Excerpted data –
* * * *
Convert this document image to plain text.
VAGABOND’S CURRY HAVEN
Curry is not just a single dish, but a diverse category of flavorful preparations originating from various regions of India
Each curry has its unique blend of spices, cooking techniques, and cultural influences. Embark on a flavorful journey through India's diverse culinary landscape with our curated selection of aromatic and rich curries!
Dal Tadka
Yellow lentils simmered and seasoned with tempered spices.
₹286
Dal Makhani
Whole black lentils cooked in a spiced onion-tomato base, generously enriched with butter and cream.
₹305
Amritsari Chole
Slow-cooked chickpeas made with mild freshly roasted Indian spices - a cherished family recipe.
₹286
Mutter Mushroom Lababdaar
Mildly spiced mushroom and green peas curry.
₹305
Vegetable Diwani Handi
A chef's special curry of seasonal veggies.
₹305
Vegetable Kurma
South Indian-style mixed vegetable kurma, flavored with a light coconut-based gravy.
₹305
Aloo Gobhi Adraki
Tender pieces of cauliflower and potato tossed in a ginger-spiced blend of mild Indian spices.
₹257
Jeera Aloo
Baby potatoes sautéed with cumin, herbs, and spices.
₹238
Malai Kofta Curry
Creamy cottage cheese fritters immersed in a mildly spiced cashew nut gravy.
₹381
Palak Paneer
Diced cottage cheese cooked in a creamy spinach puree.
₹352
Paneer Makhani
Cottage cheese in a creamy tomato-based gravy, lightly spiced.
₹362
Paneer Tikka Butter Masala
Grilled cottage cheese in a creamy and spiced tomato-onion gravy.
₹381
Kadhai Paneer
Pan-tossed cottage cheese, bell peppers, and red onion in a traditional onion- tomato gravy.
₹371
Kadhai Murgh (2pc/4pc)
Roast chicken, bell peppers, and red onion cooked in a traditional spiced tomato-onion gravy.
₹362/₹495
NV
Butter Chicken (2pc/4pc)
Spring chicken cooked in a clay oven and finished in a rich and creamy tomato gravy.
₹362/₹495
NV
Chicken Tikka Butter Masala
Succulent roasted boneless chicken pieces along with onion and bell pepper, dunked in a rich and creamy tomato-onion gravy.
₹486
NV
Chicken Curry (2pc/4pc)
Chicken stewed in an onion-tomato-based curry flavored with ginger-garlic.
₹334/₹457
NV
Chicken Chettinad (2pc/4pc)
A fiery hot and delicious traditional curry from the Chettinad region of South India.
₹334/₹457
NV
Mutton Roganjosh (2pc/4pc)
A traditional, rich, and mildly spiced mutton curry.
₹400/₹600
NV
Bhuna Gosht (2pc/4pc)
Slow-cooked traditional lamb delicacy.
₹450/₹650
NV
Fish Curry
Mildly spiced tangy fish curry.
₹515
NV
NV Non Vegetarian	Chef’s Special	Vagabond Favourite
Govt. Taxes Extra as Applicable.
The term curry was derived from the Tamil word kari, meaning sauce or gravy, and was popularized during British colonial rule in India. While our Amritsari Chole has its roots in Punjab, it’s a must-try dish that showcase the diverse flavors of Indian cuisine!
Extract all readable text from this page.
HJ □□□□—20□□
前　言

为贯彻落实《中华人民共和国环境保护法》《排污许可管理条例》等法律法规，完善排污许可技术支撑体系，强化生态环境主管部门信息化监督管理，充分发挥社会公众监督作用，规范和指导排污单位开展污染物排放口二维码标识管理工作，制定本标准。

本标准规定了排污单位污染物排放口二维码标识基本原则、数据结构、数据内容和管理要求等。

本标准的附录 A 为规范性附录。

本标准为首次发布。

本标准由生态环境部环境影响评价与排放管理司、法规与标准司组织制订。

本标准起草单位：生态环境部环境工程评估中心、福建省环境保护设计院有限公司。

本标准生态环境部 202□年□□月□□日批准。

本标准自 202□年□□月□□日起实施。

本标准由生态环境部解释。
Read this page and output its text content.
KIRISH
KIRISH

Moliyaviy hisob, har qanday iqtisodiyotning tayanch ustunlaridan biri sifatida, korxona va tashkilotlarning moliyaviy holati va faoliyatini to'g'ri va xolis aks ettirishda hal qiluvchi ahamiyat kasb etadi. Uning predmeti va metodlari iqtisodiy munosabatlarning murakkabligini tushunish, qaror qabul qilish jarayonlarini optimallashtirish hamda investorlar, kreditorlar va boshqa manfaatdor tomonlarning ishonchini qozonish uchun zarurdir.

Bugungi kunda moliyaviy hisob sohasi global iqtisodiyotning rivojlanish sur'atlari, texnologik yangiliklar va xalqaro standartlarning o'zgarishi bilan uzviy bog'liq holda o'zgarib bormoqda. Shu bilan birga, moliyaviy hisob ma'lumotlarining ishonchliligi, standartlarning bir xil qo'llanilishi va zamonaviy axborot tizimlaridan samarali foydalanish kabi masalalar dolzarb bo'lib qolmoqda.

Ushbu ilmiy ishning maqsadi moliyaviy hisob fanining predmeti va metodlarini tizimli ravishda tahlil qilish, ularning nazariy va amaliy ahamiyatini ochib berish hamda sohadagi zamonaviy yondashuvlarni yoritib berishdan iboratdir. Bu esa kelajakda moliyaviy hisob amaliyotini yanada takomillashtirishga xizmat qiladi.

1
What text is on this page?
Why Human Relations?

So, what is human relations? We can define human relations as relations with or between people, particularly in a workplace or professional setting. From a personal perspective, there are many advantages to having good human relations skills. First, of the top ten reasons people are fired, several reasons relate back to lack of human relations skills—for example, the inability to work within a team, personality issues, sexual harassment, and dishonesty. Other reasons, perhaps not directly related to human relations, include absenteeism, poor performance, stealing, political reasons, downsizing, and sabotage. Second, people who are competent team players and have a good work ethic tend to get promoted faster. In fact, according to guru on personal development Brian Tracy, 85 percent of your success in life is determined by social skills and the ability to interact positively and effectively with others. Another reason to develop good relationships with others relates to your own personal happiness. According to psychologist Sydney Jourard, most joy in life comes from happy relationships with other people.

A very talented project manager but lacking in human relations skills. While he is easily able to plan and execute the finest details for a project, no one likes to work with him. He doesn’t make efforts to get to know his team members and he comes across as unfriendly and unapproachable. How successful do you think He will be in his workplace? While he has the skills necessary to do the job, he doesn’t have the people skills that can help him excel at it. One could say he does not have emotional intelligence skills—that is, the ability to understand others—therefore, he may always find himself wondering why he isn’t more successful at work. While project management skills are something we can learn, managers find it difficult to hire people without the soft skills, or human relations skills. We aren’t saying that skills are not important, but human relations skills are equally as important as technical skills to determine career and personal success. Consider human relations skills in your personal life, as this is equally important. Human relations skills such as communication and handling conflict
* * * *
Problem requirements –
Within the listing above, find every line containing the string "Tikka" and return it.

Solved exercise –
Paneer Tikka Butter Masala
Chicken Tikka Butter Masala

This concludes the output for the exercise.